- [TO DO] Count the lines in the entries below that contain the string "quizzes", treating uppercase and lowercase as different. Reply with only the number.

- [DATASET CONTENT]
══════

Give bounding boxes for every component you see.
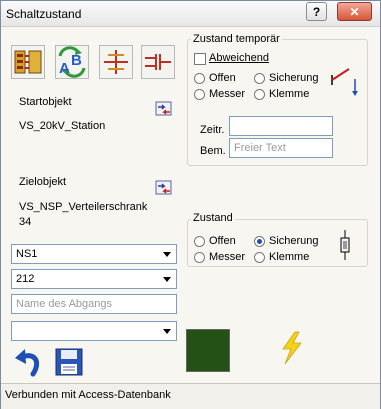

══════

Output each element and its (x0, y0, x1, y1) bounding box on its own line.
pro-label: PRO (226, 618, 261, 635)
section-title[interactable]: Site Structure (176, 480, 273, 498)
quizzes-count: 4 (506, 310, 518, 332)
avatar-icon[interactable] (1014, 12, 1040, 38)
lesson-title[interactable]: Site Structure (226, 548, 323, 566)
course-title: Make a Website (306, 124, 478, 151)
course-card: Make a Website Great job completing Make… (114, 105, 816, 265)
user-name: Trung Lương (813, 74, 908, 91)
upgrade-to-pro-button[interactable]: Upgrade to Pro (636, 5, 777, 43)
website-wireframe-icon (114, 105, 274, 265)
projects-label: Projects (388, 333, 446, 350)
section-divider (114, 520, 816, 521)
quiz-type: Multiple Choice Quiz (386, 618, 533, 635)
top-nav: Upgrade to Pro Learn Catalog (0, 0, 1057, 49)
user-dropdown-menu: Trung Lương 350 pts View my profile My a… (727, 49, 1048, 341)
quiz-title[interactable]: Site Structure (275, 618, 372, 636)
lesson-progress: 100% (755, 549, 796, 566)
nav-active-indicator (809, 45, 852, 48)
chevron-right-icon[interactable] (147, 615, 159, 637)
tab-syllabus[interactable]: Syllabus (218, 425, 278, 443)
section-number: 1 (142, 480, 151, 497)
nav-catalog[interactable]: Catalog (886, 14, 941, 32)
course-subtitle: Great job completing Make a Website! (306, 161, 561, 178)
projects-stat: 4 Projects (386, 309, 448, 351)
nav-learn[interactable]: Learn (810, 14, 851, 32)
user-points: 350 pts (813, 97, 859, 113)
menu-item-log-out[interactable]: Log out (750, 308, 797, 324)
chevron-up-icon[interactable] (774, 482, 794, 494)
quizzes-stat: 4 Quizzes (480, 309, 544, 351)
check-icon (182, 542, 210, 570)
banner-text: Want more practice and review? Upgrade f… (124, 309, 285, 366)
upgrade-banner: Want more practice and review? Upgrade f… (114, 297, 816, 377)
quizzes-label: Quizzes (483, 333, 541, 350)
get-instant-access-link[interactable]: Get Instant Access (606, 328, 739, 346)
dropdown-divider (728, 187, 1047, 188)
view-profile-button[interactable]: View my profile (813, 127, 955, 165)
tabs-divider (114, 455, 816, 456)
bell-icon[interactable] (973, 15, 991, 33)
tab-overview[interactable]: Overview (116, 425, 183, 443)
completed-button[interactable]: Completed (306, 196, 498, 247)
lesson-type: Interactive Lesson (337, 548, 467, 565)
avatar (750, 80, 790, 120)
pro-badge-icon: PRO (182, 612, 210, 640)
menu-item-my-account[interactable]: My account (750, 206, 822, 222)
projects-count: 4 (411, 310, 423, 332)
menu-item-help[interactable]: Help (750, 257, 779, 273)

══════

- [EXERCISE RESPONSE] 3